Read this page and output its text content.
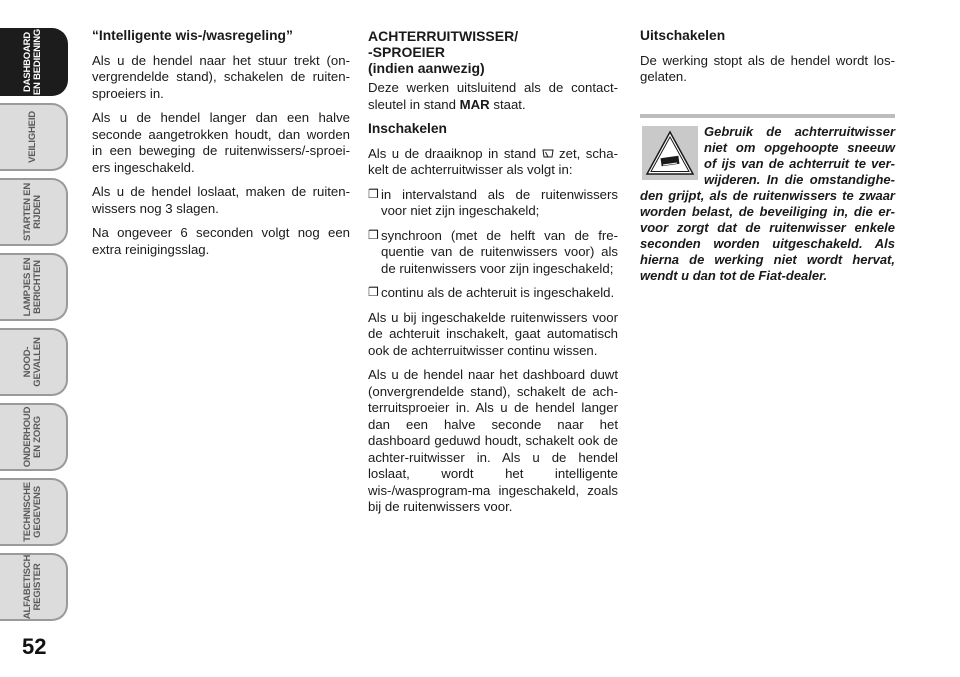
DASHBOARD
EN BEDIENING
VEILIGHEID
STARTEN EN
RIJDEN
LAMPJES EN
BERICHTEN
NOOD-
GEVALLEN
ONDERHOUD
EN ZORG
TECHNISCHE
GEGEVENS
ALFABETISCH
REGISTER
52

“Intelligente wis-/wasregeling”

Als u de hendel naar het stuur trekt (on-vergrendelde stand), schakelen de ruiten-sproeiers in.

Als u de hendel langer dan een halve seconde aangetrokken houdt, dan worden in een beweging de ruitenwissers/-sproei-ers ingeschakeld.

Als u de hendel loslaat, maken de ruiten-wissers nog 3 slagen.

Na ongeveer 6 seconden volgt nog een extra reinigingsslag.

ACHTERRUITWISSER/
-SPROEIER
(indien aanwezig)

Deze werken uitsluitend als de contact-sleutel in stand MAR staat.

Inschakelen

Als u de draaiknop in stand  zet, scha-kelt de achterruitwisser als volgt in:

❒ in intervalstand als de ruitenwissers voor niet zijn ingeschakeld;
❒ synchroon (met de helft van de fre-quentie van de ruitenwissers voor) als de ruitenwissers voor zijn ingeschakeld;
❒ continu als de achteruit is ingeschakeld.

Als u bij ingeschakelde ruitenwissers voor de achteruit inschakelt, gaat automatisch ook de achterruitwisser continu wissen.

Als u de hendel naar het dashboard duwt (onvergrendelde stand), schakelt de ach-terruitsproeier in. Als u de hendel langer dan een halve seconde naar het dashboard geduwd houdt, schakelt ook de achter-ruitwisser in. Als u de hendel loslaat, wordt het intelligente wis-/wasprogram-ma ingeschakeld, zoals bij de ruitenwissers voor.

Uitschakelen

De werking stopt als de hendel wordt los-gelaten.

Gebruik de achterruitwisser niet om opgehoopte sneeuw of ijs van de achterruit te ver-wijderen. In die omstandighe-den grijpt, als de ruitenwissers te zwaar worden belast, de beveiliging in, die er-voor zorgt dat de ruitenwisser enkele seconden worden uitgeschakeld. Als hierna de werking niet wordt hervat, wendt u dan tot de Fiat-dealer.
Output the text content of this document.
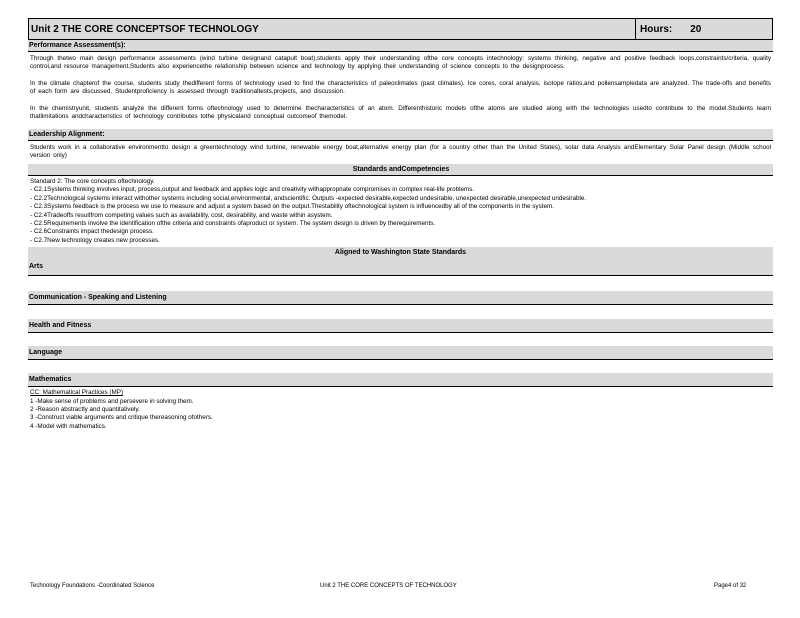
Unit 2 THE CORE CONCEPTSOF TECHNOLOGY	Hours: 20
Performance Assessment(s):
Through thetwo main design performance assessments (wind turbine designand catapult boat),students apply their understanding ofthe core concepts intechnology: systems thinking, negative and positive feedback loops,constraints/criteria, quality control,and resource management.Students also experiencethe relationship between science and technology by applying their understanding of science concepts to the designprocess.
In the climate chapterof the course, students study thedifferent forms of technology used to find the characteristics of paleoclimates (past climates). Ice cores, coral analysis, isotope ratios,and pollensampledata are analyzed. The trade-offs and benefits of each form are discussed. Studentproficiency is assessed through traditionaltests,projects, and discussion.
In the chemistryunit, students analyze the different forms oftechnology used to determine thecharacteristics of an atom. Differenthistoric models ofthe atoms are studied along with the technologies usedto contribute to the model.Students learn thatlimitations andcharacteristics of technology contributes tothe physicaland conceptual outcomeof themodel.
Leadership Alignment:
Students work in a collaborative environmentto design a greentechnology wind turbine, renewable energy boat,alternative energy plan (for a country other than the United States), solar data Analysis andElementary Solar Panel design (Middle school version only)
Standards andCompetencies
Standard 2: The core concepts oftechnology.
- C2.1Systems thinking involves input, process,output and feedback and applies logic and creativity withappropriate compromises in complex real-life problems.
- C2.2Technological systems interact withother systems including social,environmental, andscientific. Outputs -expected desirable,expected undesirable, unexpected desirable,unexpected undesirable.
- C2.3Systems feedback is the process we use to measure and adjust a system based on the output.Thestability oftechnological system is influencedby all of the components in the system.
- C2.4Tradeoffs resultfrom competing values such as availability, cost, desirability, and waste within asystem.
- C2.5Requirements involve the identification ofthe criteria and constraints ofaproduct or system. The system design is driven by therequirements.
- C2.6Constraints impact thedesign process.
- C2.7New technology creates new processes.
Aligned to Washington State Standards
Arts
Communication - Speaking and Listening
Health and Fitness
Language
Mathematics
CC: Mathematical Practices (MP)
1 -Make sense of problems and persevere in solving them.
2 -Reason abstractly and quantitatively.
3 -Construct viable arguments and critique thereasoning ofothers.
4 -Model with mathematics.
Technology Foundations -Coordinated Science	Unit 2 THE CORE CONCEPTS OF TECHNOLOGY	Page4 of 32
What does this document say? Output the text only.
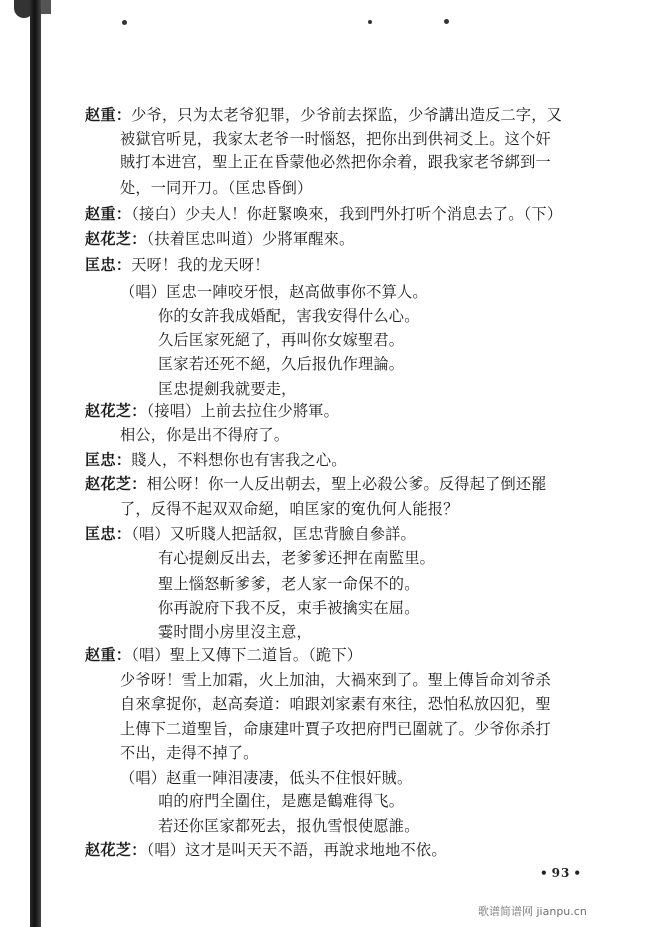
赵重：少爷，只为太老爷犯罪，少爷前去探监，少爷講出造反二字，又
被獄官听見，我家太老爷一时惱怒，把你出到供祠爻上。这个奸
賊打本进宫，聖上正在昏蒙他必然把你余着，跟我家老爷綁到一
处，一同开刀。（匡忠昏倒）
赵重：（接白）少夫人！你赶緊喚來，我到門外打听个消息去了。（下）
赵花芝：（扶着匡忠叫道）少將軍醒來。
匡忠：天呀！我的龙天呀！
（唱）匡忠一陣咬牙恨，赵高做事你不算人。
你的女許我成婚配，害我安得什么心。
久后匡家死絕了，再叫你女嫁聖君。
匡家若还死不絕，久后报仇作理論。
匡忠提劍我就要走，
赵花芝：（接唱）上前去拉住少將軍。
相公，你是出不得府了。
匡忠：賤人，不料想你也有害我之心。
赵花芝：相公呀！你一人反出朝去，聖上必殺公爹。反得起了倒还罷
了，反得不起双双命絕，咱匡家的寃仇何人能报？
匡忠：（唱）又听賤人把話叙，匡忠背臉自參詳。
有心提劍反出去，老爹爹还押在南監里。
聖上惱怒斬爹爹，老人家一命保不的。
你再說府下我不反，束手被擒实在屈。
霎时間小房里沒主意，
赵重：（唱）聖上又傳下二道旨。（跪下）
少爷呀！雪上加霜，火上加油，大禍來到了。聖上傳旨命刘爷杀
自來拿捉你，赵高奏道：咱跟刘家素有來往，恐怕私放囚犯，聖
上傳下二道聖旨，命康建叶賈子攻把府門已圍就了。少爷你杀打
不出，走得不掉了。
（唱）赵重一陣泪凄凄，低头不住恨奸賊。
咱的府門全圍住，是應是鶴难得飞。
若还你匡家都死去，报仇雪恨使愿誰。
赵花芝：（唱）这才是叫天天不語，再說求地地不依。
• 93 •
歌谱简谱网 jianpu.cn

▶ [DIRECTION] The lines from the one holding "What does this" through the end of the material above are to be echoed exactly, both ends included. Do not include pictures.

▶ [WRITTEN SOLUTION]
What does this document say? Output the text only.
赵重：少爷，只为太老爷犯罪，少爷前去探监，少爷講出造反二字，又
被獄官听見，我家太老爷一时惱怒，把你出到供祠爻上。这个奸
賊打本进宫，聖上正在昏蒙他必然把你余着，跟我家老爷綁到一
处，一同开刀。（匡忠昏倒）
赵重：（接白）少夫人！你赶緊喚來，我到門外打听个消息去了。（下）
赵花芝：（扶着匡忠叫道）少將軍醒來。
匡忠：天呀！我的龙天呀！
（唱）匡忠一陣咬牙恨，赵高做事你不算人。
你的女許我成婚配，害我安得什么心。
久后匡家死絕了，再叫你女嫁聖君。
匡家若还死不絕，久后报仇作理論。
匡忠提劍我就要走，
赵花芝：（接唱）上前去拉住少將軍。
相公，你是出不得府了。
匡忠：賤人，不料想你也有害我之心。
赵花芝：相公呀！你一人反出朝去，聖上必殺公爹。反得起了倒还罷
了，反得不起双双命絕，咱匡家的寃仇何人能报？
匡忠：（唱）又听賤人把話叙，匡忠背臉自參詳。
有心提劍反出去，老爹爹还押在南監里。
聖上惱怒斬爹爹，老人家一命保不的。
你再說府下我不反，束手被擒实在屈。
霎时間小房里沒主意，
赵重：（唱）聖上又傳下二道旨。（跪下）
少爷呀！雪上加霜，火上加油，大禍來到了。聖上傳旨命刘爷杀
自來拿捉你，赵高奏道：咱跟刘家素有來往，恐怕私放囚犯，聖
上傳下二道聖旨，命康建叶賈子攻把府門已圍就了。少爷你杀打
不出，走得不掉了。
（唱）赵重一陣泪凄凄，低头不住恨奸賊。
咱的府門全圍住，是應是鶴难得飞。
若还你匡家都死去，报仇雪恨使愿誰。
赵花芝：（唱）这才是叫天天不語，再說求地地不依。
• 93 •
歌谱简谱网 jianpu.cn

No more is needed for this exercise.